Short problem |
Go through the material and pull out every line with the string "oder" in it.

Extracted records
.....
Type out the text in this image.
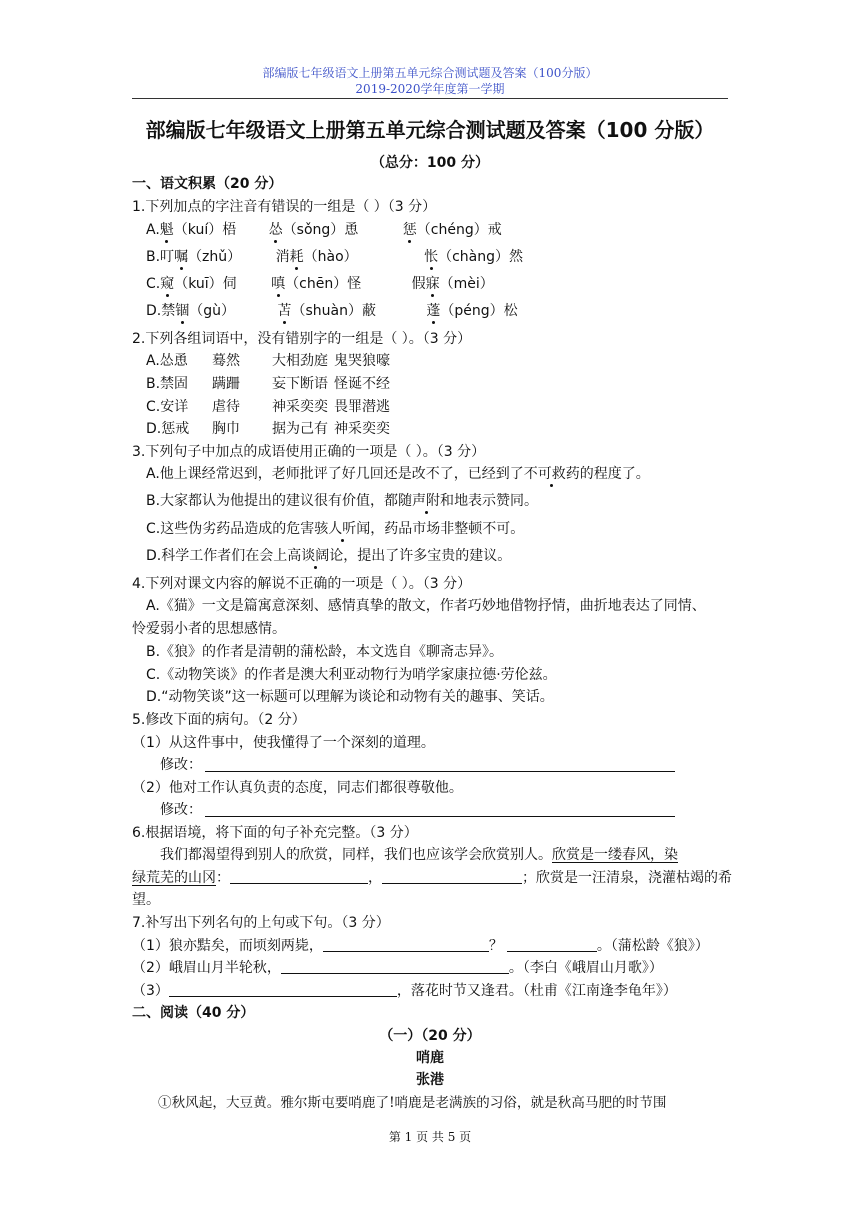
部编版七年级语文上册第五单元综合测试题及答案（100分版）
2019-2020学年度第一学期
部编版七年级语文上册第五单元综合测试题及答案（100 分版）
（总分：100 分）
一、语文积累（20 分）
1.下列加点的字注音有错误的一组是（ ）（3 分）
A.魁（kuí）梧 怂（sǒng）恿	惩（chéng）戒
B.叮嘱（zhǔ） 消耗（hào）	怅（chàng）然
C.窥（kuī）伺 嗔（chēn）怪	假寐（mèi）
D.禁锢（gù）	苫（shuàn）蔽	蓬（péng）松
2.下列各组词语中，没有错别字的一组是（ ）。（3 分）
A.怂恿 蓦然 大相劲庭 鬼哭狼嚎
B.禁固 蹒跚 妄下断语 怪诞不经
C.安详 虐待 神采奕奕 畏罪潜逃
D.惩戒 胸巾 据为己有 神采奕奕
3.下列句子中加点的成语使用正确的一项是（ ）。（3 分）
A.他上课经常迟到，老师批评了好几回还是改不了，已经到了不可救药的程度了。
B.大家都认为他提出的建议很有价值，都随声附和地表示赞同。
C.这些伪劣药品造成的危害骇人听闻，药品市场非整顿不可。
D.科学工作者们在会上高谈阔论，提出了许多宝贵的建议。
4.下列对课文内容的解说不正确的一项是（ ）。（3 分）
A.《猫》一文是篇寓意深刻、感情真挚的散文，作者巧妙地借物抒情，曲折地表达了同情、
怜爱弱小者的思想感情。
B.《狼》的作者是清朝的蒲松龄，本文选自《聊斋志异》。
C.《动物笑谈》的作者是澳大利亚动物行为哨学家康拉德·劳伦兹。
D.“动物笑谈”这一标题可以理解为谈论和动物有关的趣事、笑话。
5.修改下面的病句。（2 分）
（1）从这件事中，使我懂得了一个深刻的道理。
修改：
（2）他对工作认真负责的态度，同志们都很尊敬他。
修改：
6.根据语境，将下面的句子补充完整。（3 分）
我们都渴望得到别人的欣赏，同样，我们也应该学会欣赏别人。欣赏是一缕春风，染
绿荒芜的山冈：	，	；欣赏是一汪清泉，浇灌枯竭的希
望。
7.补写出下列名句的上句或下句。（3 分）
（1）狼亦黠矣，而顷刻两毙，	？	。（蒲松龄《狼》）
（2）峨眉山月半轮秋，	。（李白《峨眉山月歌》）
（3）	，落花时节又逢君。（杜甫《江南逢李龟年》）
二、阅读（40 分）
（一）（20 分）
哨鹿
张港
①秋风起，大豆黄。雅尔斯屯要哨鹿了!哨鹿是老满族的习俗，就是秋高马肥的时节围
第 1 页 共 5 页
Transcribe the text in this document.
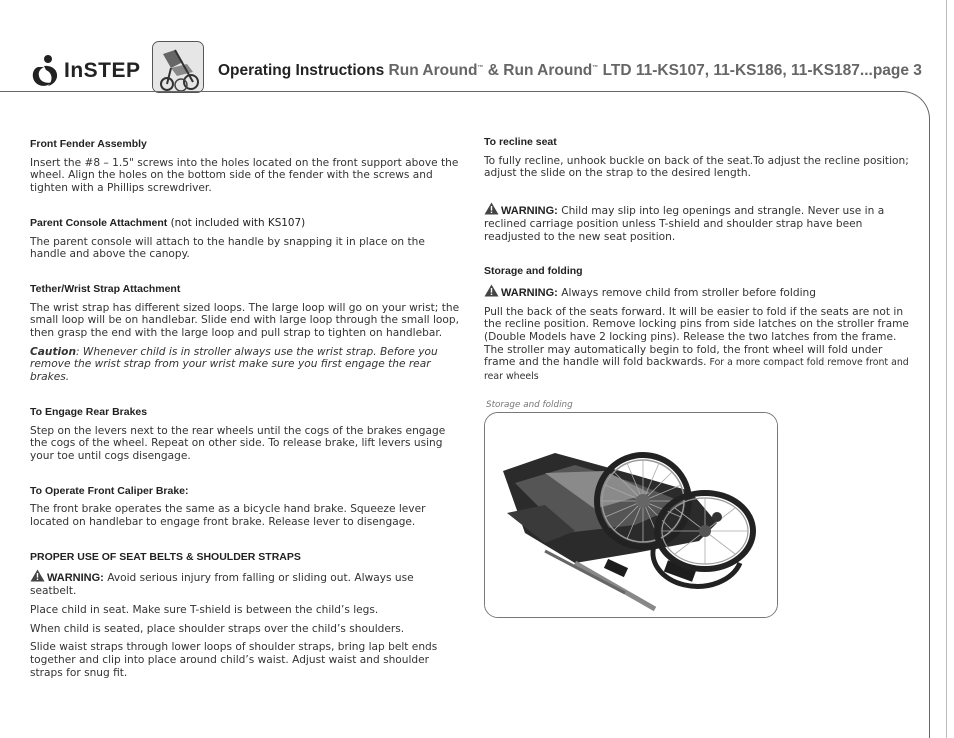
InSTEP	Operating Instructions Run Around™ & Run Around™ LTD 11-KS107, 11-KS186, 11-KS187...page 3
Front Fender Assembly

Insert the #8 – 1.5" screws into the holes located on the front support above the wheel. Align the holes on the bottom side of the fender with the screws and tighten with a Phillips screwdriver.

Parent Console Attachment (not included with KS107)

The parent console will attach to the handle by snapping it in place on the handle and above the canopy.

Tether/Wrist Strap Attachment

The wrist strap has different sized loops. The large loop will go on your wrist; the small loop will be on handlebar. Slide end with large loop through the small loop, then grasp the end with the large loop and pull strap to tighten on handlebar.

Caution: Whenever child is in stroller always use the wrist strap. Before you remove the wrist strap from your wrist make sure you first engage the rear brakes.

To Engage Rear Brakes

Step on the levers next to the rear wheels until the cogs of the brakes engage the cogs of the wheel. Repeat on other side. To release brake, lift levers using your toe until cogs disengage.

To Operate Front Caliper Brake:

The front brake operates the same as a bicycle hand brake. Squeeze lever located on handlebar to engage front brake. Release lever to disengage.

PROPER USE OF SEAT BELTS & SHOULDER STRAPS

WARNING: Avoid serious injury from falling or sliding out. Always use seatbelt.

Place child in seat. Make sure T-shield is between the child’s legs.

When child is seated, place shoulder straps over the child’s shoulders.

Slide waist straps through lower loops of shoulder straps, bring lap belt ends together and clip into place around child’s waist. Adjust waist and shoulder straps for snug fit.

To recline seat

To fully recline, unhook buckle on back of the seat.To adjust the recline position; adjust the slide on the strap to the desired length.

WARNING: Child may slip into leg openings and strangle. Never use in a reclined carriage position unless T-shield and shoulder strap have been readjusted to the new seat position.

Storage and folding

WARNING: Always remove child from stroller before folding

Pull the back of the seats forward. It will be easier to fold if the seats are not in the recline position. Remove locking pins from side latches on the stroller frame (Double Models have 2 locking pins). Release the two latches from the frame. The stroller may automatically begin to fold, the front wheel will fold under frame and the handle will fold backwards. For a more compact fold remove front and rear wheels

Storage and folding
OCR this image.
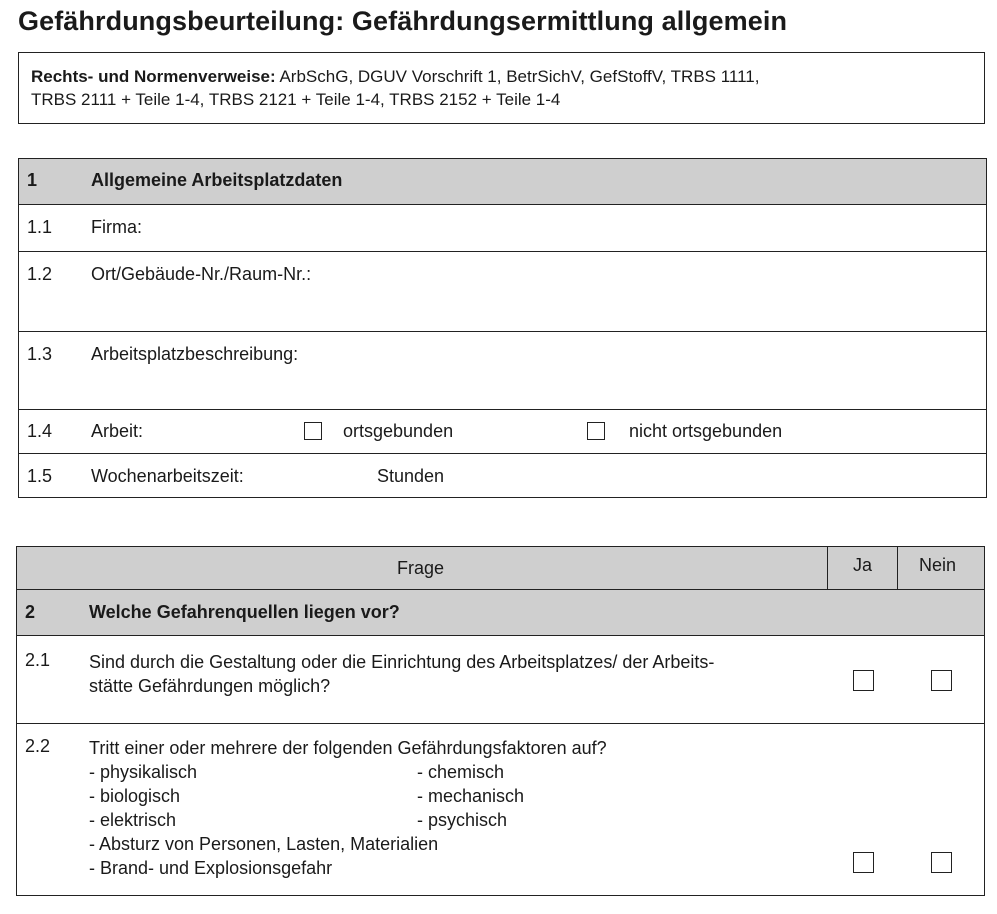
Gefährdungsbeurteilung: Gefährdungsermittlung allgemein
Rechts- und Normenverweise: ArbSchG, DGUV Vorschrift 1, BetrSichV, GefStoffV, TRBS 1111,
TRBS 2111 + Teile 1-4, TRBS 2121 + Teile 1-4, TRBS 2152 + Teile 1-4
1	Allgemeine Arbeitsplatzdaten
1.1 Firma:
1.2 Ort/Gebäude-Nr./Raum-Nr.:
1.3 Arbeitsplatzbeschreibung:
1.4 Arbeit:	ortsgebunden	nicht ortsgebunden
1.5 Wochenarbeitszeit:	Stunden
Frage	Ja	Nein
2	Welche Gefahrenquellen liegen vor?
2.1 Sind durch die Gestaltung oder die Einrichtung des Arbeitsplatzes/ der Arbeits-
stätte Gefährdungen möglich?
2.2 Tritt einer oder mehrere der folgenden Gefährdungsfaktoren auf?
- physikalisch
- biologisch
- elektrisch
- Absturz von Personen, Lasten, Materialien
- Brand- und Explosionsgefahr
- chemisch
- mechanisch
- psychisch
.....
Solution for this problem |
2.1 Sind durch die Gestaltung oder die Einrichtung des Arbeitsplatzes/ der Arbeits-
2.2 Tritt einer oder mehrere der folgenden Gefährdungsfaktoren auf?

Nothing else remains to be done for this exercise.